Aim of the task
Would you pull out every line of the material that contains the string "第一师高级中学"?

Dataset records

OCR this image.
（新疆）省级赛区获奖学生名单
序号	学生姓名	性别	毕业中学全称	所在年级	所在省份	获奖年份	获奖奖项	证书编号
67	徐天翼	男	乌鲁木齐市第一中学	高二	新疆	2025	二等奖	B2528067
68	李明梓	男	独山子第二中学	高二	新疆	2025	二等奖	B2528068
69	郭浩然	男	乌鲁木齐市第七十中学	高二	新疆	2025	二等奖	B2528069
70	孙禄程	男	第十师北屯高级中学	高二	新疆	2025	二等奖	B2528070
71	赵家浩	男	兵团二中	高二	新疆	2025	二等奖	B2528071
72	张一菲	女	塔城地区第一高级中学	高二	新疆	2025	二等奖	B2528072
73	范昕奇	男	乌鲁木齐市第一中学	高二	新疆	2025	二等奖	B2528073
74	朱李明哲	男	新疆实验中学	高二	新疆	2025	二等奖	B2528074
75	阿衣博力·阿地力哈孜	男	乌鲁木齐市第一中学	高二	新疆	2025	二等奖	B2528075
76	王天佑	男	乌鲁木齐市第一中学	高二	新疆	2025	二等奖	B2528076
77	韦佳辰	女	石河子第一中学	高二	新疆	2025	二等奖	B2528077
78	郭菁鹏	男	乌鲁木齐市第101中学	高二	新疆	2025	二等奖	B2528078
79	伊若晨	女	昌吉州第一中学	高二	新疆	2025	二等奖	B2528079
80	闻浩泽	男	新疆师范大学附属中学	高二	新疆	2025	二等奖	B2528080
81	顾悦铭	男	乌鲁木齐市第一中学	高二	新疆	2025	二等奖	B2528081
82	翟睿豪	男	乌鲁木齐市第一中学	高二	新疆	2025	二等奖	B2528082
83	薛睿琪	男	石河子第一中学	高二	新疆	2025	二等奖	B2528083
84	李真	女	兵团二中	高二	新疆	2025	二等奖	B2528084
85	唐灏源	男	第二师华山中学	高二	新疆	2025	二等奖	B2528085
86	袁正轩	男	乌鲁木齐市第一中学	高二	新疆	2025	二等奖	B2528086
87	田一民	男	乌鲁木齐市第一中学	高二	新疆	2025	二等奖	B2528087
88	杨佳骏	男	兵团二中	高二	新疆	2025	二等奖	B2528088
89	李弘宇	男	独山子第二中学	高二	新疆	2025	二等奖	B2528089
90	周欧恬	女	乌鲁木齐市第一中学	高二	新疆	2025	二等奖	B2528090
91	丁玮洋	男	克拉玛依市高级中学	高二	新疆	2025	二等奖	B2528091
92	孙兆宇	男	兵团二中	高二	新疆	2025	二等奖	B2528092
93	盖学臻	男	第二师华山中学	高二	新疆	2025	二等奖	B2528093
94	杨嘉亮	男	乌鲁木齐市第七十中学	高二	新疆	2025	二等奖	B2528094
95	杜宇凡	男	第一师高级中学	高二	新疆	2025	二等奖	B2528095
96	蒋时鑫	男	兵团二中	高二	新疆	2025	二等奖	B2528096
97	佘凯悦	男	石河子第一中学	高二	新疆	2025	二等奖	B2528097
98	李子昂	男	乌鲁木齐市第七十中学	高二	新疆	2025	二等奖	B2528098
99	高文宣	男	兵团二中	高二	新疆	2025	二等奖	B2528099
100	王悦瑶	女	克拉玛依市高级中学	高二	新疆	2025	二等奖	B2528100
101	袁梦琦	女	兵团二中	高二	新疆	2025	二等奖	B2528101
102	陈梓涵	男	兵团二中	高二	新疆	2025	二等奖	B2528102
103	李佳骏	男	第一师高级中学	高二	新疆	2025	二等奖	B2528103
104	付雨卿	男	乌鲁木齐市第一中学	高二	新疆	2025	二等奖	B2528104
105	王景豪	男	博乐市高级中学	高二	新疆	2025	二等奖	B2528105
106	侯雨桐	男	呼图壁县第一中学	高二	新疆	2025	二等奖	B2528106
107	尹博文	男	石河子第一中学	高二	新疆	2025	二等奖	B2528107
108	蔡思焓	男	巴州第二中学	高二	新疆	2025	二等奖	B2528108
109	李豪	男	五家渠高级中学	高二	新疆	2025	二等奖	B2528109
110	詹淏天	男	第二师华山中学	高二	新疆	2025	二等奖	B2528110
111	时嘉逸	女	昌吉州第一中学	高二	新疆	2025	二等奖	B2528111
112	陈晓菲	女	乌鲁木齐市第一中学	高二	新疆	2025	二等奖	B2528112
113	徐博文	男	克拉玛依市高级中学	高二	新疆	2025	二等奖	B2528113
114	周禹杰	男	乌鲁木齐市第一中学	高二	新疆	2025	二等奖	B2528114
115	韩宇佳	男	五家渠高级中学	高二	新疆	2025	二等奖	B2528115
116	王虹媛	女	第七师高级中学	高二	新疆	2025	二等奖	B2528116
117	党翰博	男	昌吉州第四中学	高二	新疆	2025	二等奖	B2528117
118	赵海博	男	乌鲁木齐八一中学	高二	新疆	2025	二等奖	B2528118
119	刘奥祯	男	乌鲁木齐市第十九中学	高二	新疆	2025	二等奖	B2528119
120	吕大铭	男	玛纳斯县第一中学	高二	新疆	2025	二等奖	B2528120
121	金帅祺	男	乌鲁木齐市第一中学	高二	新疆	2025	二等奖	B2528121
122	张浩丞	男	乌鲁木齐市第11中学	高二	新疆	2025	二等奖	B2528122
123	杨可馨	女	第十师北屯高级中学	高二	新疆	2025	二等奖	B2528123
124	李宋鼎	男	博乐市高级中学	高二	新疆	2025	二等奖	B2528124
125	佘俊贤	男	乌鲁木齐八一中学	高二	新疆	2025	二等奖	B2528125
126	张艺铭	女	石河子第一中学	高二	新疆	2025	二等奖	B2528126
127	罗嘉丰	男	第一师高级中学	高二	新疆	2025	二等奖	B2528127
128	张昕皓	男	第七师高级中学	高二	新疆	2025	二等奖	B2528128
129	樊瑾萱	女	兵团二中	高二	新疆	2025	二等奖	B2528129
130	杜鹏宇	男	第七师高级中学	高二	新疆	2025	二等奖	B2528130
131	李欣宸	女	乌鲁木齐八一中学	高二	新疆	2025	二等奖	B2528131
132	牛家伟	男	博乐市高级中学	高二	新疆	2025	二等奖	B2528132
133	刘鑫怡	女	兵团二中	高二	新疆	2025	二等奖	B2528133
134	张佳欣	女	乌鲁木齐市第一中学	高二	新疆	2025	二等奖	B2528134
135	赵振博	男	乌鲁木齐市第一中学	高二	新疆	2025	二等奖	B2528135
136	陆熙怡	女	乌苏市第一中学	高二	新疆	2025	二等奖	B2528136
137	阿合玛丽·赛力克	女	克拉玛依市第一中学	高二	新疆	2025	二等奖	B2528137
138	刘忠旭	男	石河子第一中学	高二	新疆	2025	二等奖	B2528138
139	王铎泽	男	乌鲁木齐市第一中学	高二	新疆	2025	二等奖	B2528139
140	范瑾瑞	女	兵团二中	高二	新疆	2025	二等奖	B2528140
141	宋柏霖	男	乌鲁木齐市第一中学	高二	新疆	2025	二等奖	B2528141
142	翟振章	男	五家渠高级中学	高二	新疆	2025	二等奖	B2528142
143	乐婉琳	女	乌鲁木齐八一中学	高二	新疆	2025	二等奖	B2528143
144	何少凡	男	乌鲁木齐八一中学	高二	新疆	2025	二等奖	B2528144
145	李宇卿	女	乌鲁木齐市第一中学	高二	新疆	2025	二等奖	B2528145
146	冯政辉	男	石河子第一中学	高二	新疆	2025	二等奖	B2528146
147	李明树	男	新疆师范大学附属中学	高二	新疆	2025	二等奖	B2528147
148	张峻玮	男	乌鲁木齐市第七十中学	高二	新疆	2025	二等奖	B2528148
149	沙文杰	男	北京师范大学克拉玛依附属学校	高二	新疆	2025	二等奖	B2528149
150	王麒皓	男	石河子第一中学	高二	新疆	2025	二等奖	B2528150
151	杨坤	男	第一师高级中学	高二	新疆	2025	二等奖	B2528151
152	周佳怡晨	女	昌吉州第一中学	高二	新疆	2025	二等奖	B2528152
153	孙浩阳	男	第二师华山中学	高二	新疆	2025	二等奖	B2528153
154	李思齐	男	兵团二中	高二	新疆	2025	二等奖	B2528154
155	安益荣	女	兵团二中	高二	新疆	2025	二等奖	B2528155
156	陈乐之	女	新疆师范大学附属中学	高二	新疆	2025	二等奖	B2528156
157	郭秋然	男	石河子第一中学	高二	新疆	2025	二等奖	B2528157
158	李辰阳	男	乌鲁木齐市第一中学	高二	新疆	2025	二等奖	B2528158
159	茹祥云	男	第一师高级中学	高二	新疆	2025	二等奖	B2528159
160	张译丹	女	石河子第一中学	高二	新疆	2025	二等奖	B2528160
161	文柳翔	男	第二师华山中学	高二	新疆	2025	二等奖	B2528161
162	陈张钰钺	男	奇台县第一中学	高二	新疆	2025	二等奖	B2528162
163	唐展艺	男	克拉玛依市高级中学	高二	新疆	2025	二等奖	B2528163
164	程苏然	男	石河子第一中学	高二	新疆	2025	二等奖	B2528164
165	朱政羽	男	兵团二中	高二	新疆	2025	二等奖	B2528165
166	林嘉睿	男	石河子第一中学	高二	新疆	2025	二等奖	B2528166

Problem solution
95	杜宇凡	男	第一师高级中学	高二	新疆	2025	二等奖	B2528095
103	李佳骏	男	第一师高级中学	高二	新疆	2025	二等奖	B2528103
127	罗嘉丰	男	第一师高级中学	高二	新疆	2025	二等奖	B2528127
151	杨坤	男	第一师高级中学	高二	新疆	2025	二等奖	B2528151
159	茹祥云	男	第一师高级中学	高二	新疆	2025	二等奖	B2528159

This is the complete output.